BEGIN

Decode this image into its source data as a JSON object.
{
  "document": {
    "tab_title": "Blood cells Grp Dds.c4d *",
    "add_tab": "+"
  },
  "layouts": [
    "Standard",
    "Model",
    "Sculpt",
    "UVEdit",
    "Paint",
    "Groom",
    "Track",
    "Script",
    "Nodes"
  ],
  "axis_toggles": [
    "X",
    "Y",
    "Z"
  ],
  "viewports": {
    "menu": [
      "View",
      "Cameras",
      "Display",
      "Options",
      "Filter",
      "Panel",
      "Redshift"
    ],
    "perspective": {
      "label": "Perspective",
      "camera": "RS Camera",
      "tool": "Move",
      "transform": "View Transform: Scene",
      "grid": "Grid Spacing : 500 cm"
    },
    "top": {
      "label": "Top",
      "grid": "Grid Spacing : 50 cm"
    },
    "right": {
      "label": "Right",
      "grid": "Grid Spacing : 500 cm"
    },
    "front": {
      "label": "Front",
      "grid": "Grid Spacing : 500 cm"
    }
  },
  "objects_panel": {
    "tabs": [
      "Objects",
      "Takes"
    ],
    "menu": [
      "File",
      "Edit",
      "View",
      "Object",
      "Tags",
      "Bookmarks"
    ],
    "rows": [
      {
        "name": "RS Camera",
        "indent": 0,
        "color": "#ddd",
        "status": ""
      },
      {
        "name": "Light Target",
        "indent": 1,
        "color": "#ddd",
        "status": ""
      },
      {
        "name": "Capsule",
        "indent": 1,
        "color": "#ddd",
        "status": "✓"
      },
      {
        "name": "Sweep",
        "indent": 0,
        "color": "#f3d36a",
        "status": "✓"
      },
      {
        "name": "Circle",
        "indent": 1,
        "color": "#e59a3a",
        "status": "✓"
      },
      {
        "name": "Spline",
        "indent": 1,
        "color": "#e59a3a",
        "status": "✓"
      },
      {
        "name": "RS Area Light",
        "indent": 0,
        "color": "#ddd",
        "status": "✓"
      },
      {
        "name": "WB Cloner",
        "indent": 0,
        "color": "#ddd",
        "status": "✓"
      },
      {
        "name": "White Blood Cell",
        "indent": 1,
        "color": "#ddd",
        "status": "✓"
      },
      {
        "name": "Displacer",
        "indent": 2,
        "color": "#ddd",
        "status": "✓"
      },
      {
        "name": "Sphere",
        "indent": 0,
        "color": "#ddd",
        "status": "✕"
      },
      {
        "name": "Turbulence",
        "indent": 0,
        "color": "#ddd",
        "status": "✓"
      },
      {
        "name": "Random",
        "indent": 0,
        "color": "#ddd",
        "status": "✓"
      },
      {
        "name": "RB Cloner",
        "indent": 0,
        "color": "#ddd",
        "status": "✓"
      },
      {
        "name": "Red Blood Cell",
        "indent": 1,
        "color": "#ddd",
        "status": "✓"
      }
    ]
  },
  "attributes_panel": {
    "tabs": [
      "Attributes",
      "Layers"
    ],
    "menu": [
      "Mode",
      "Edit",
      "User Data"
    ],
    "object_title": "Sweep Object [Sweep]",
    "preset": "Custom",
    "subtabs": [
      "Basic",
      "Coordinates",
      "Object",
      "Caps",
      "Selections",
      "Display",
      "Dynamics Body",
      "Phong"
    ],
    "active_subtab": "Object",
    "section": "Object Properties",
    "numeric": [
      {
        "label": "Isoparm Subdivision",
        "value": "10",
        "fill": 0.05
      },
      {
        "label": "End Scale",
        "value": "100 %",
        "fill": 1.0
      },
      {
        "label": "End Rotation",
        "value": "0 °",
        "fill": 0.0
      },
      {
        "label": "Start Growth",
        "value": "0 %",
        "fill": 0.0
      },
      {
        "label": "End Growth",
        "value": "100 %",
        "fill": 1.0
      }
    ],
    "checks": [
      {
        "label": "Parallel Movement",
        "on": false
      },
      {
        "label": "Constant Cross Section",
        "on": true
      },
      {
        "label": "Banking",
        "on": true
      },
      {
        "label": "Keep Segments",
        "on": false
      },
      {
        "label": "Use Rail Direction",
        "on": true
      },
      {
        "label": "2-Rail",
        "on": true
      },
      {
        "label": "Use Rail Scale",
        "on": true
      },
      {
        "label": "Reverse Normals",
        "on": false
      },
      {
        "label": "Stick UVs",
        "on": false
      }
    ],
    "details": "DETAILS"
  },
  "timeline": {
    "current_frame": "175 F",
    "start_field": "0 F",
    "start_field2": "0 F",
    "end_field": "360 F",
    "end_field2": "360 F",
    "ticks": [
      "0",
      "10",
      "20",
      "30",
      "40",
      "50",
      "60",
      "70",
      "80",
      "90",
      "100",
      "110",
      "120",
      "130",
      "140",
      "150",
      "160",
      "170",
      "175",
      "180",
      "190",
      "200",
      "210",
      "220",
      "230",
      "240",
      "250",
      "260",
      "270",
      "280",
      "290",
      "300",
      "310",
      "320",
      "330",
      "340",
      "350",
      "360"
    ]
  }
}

END

- Work to be completed
Each record is to be repeated exactly.

- Reply to the exercise
Decode this image into its source data as a JSON object.
{
  "document": {
    "tab_title": "Blood cells Grp Dds.c4d *",
    "add_tab": "+"
  },
  "layouts": [
    "Standard",
    "Model",
    "Sculpt",
    "UVEdit",
    "Paint",
    "Groom",
    "Track",
    "Script",
    "Nodes"
  ],
  "axis_toggles": [
    "X",
    "Y",
    "Z"
  ],
  "viewports": {
    "menu": [
      "View",
      "Cameras",
      "Display",
      "Options",
      "Filter",
      "Panel",
      "Redshift"
    ],
    "perspective": {
      "label": "Perspective",
      "camera": "RS Camera",
      "tool": "Move",
      "transform": "View Transform: Scene",
      "grid": "Grid Spacing : 500 cm"
    },
    "top": {
      "label": "Top",
      "grid": "Grid Spacing : 50 cm"
    },
    "right": {
      "label": "Right",
      "grid": "Grid Spacing : 500 cm"
    },
    "front": {
      "label": "Front",
      "grid": "Grid Spacing : 500 cm"
    }
  },
  "objects_panel": {
    "tabs": [
      "Objects",
      "Takes"
    ],
    "menu": [
      "File",
      "Edit",
      "View",
      "Object",
      "Tags",
      "Bookmarks"
    ],
    "rows": [
      {
        "name": "RS Camera",
        "indent": 0,
        "color": "#ddd",
        "status": ""
      },
      {
        "name": "Light Target",
        "indent": 1,
        "color": "#ddd",
        "status": ""
      },
      {
        "name": "Capsule",
        "indent": 1,
        "color": "#ddd",
        "status": "✓"
      },
      {
        "name": "Sweep",
        "indent": 0,
        "color": "#f3d36a",
        "status": "✓"
      },
      {
        "name": "Circle",
        "indent": 1,
        "color": "#e59a3a",
        "status": "✓"
      },
      {
        "name": "Spline",
        "indent": 1,
        "color": "#e59a3a",
        "status": "✓"
      },
      {
        "name": "RS Area Light",
        "indent": 0,
        "color": "#ddd",
        "status": "✓"
      },
      {
        "name": "WB Cloner",
        "indent": 0,
        "color": "#ddd",
        "status": "✓"
      },
      {
        "name": "White Blood Cell",
        "indent": 1,
        "color": "#ddd",
        "status": "✓"
      },
      {
        "name": "Displacer",
        "indent": 2,
        "color": "#ddd",
        "status": "✓"
      },
      {
        "name": "Sphere",
        "indent": 0,
        "color": "#ddd",
        "status": "✕"
      },
      {
        "name": "Turbulence",
        "indent": 0,
        "color": "#ddd",
        "status": "✓"
      },
      {
        "name": "Random",
        "indent": 0,
        "color": "#ddd",
        "status": "✓"
      },
      {
        "name": "RB Cloner",
        "indent": 0,
        "color": "#ddd",
        "status": "✓"
      },
      {
        "name": "Red Blood Cell",
        "indent": 1,
        "color": "#ddd",
        "status": "✓"
      }
    ]
  },
  "attributes_panel": {
    "tabs": [
      "Attributes",
      "Layers"
    ],
    "menu": [
      "Mode",
      "Edit",
      "User Data"
    ],
    "object_title": "Sweep Object [Sweep]",
    "preset": "Custom",
    "subtabs": [
      "Basic",
      "Coordinates",
      "Object",
      "Caps",
      "Selections",
      "Display",
      "Dynamics Body",
      "Phong"
    ],
    "active_subtab": "Object",
    "section": "Object Properties",
    "numeric": [
      {
        "label": "Isoparm Subdivision",
        "value": "10",
        "fill": 0.05
      },
      {
        "label": "End Scale",
        "value": "100 %",
        "fill": 1.0
      },
      {
        "label": "End Rotation",
        "value": "0 °",
        "fill": 0.0
      },
      {
        "label": "Start Growth",
        "value": "0 %",
        "fill": 0.0
      },
      {
        "label": "End Growth",
        "value": "100 %",
        "fill": 1.0
      }
    ],
    "checks": [
      {
        "label": "Parallel Movement",
        "on": false
      },
      {
        "label": "Constant Cross Section",
        "on": true
      },
      {
        "label": "Banking",
        "on": true
      },
      {
        "label": "Keep Segments",
        "on": false
      },
      {
        "label": "Use Rail Direction",
        "on": true
      },
      {
        "label": "2-Rail",
        "on": true
      },
      {
        "label": "Use Rail Scale",
        "on": true
      },
      {
        "label": "Reverse Normals",
        "on": false
      },
      {
        "label": "Stick UVs",
        "on": false
      }
    ],
    "details": "DETAILS"
  },
  "timeline": {
    "current_frame": "175 F",
    "start_field": "0 F",
    "start_field2": "0 F",
    "end_field": "360 F",
    "end_field2": "360 F",
    "ticks": [
      "0",
      "10",
      "20",
      "30",
      "40",
      "50",
      "60",
      "70",
      "80",
      "90",
      "100",
      "110",
      "120",
      "130",
      "140",
      "150",
      "160",
      "170",
      "175",
      "180",
      "190",
      "200",
      "210",
      "220",
      "230",
      "240",
      "250",
      "260",
      "270",
      "280",
      "290",
      "300",
      "310",
      "320",
      "330",
      "340",
      "350",
      "360"
    ]
  }
}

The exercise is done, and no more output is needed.